* **Objective**
Read the lines below. Copy out any that hold the string "amplifyapp".

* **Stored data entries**
======
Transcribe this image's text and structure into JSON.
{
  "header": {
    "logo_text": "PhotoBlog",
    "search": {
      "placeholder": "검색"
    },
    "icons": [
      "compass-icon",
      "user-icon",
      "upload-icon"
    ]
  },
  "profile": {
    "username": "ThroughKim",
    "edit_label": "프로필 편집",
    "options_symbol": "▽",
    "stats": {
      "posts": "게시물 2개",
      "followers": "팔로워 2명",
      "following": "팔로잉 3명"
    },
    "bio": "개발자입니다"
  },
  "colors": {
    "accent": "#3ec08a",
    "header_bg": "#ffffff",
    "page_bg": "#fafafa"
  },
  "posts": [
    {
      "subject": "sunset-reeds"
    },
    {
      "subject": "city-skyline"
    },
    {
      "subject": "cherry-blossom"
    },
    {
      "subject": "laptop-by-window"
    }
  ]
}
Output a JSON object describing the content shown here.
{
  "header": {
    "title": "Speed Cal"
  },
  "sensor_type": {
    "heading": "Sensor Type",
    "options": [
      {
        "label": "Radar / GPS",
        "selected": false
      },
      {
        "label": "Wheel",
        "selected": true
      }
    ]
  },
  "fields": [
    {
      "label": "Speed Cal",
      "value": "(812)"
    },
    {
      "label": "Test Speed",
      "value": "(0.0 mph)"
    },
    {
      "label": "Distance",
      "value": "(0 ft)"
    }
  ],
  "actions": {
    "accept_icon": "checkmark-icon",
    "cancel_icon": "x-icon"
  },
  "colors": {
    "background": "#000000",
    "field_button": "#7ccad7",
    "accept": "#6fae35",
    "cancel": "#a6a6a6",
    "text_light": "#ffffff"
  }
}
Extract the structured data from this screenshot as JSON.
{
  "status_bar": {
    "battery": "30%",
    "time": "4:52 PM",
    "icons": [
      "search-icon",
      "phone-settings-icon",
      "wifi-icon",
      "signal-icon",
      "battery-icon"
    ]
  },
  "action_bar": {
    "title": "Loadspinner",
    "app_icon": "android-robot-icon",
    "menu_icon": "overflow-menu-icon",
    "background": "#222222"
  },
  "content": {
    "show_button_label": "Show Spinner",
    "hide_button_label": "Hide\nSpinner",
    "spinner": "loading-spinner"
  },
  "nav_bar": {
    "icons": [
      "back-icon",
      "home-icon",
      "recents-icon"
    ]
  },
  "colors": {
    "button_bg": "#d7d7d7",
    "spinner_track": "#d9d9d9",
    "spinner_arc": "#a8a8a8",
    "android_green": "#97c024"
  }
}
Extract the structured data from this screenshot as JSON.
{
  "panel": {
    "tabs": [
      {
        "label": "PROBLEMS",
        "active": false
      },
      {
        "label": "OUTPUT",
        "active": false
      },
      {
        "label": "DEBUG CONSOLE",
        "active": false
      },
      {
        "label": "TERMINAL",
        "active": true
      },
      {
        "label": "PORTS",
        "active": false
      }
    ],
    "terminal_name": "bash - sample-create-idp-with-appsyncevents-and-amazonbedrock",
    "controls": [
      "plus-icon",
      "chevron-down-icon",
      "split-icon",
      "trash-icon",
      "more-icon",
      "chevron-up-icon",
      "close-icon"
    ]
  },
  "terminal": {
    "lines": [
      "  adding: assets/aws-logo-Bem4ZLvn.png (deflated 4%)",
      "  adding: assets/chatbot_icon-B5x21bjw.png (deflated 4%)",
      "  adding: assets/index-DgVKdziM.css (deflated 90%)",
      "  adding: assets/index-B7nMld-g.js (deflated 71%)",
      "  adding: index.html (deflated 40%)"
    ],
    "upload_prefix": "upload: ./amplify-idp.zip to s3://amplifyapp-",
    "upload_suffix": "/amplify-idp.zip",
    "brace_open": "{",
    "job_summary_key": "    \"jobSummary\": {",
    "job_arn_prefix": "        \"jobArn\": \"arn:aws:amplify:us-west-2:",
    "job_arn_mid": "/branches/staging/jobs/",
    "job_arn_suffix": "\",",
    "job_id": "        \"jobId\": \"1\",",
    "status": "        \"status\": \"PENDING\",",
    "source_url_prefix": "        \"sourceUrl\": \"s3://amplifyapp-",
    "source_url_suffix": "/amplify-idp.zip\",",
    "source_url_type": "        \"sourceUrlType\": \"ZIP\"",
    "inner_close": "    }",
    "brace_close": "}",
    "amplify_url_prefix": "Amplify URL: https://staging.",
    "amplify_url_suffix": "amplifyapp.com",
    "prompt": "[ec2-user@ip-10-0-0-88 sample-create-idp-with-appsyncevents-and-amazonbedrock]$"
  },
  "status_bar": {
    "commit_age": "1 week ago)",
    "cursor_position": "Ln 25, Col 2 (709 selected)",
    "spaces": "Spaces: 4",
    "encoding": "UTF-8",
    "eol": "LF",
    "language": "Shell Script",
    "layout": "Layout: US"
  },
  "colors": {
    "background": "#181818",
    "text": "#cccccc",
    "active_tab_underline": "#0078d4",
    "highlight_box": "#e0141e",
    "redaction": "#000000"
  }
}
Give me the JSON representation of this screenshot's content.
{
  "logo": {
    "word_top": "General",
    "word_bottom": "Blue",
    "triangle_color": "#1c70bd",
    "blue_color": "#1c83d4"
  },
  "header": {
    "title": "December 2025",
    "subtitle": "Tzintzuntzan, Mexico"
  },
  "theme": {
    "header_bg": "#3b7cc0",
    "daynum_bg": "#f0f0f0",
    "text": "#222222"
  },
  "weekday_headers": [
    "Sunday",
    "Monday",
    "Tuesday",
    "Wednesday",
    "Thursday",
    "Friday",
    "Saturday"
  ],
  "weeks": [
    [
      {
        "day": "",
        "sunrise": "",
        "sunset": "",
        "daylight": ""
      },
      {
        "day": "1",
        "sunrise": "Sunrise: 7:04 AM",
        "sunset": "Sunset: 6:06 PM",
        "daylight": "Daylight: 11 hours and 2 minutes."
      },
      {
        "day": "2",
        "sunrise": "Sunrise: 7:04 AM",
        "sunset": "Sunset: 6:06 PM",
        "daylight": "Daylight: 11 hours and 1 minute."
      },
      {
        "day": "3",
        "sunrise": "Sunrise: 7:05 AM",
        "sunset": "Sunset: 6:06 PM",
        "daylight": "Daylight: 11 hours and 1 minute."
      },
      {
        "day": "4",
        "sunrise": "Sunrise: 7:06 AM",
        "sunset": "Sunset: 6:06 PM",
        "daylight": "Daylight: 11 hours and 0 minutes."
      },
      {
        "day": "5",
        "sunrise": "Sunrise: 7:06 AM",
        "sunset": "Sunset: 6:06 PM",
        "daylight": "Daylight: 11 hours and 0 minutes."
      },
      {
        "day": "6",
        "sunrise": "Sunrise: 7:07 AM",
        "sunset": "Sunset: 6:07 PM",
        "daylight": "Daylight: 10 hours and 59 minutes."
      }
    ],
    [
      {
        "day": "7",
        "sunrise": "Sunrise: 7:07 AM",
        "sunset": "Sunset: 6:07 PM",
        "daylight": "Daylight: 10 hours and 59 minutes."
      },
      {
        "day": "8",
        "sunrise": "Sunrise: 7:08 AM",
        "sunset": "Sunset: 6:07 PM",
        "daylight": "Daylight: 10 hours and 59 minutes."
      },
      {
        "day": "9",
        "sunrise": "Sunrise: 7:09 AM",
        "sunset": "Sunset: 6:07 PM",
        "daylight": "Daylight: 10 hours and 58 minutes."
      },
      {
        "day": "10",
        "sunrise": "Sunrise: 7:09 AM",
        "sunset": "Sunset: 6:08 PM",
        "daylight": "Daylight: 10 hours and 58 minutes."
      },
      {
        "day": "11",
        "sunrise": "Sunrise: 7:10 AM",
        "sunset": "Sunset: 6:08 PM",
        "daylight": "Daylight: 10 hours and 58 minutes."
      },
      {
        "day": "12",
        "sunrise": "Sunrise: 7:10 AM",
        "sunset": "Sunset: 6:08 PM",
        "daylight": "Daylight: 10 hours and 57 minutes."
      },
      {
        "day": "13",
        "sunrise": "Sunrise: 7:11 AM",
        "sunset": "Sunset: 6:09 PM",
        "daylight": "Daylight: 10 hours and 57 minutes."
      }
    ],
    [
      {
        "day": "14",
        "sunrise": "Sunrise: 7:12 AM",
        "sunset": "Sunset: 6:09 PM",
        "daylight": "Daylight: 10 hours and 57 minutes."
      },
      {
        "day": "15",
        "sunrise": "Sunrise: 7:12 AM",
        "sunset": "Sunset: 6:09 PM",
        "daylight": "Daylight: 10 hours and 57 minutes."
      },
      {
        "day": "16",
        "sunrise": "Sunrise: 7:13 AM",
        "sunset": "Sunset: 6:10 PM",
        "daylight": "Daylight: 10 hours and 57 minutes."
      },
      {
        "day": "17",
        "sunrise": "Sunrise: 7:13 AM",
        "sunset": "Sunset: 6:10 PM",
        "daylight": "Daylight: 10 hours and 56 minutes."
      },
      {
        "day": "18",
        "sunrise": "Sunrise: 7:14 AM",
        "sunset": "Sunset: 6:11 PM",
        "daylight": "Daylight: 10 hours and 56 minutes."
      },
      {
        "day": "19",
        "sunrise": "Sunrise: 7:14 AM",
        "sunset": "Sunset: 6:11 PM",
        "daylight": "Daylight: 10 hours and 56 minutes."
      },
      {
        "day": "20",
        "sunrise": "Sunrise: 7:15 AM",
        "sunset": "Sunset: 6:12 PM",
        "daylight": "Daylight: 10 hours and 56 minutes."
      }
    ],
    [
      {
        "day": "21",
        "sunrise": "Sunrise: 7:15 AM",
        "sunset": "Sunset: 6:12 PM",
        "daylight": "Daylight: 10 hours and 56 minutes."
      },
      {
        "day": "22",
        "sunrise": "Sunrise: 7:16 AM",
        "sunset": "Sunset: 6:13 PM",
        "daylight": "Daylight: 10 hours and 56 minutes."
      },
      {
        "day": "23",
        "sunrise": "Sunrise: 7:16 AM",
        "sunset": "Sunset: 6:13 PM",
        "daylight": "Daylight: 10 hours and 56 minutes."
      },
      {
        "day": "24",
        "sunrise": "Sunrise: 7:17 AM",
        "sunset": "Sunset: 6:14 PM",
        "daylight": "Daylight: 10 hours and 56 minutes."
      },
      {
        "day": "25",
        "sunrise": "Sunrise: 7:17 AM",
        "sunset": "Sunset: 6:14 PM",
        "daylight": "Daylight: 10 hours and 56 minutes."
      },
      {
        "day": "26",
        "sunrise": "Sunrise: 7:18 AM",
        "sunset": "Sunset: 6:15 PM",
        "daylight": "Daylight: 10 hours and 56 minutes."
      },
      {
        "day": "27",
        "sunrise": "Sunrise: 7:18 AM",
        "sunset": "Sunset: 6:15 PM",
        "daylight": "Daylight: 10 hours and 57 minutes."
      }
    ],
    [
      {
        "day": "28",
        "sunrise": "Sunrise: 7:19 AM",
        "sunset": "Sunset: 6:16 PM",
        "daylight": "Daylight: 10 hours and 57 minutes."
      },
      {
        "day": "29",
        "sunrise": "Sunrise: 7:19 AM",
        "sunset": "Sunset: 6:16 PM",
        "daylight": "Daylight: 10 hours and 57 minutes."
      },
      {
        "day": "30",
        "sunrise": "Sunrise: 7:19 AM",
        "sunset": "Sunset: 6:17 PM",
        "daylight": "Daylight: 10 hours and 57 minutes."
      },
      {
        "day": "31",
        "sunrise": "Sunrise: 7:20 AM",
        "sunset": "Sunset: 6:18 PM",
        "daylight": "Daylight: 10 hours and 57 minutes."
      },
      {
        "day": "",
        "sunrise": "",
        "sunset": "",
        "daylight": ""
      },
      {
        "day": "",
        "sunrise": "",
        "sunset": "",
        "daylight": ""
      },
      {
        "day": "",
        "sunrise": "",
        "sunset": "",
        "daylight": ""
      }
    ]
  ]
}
======
* **The reply**
    "upload_prefix": "upload: ./amplify-idp.zip to s3://amplifyapp-",
    "source_url_prefix": "        \"sourceUrl\": \"s3://amplifyapp-",
    "amplify_url_suffix": "amplifyapp.com",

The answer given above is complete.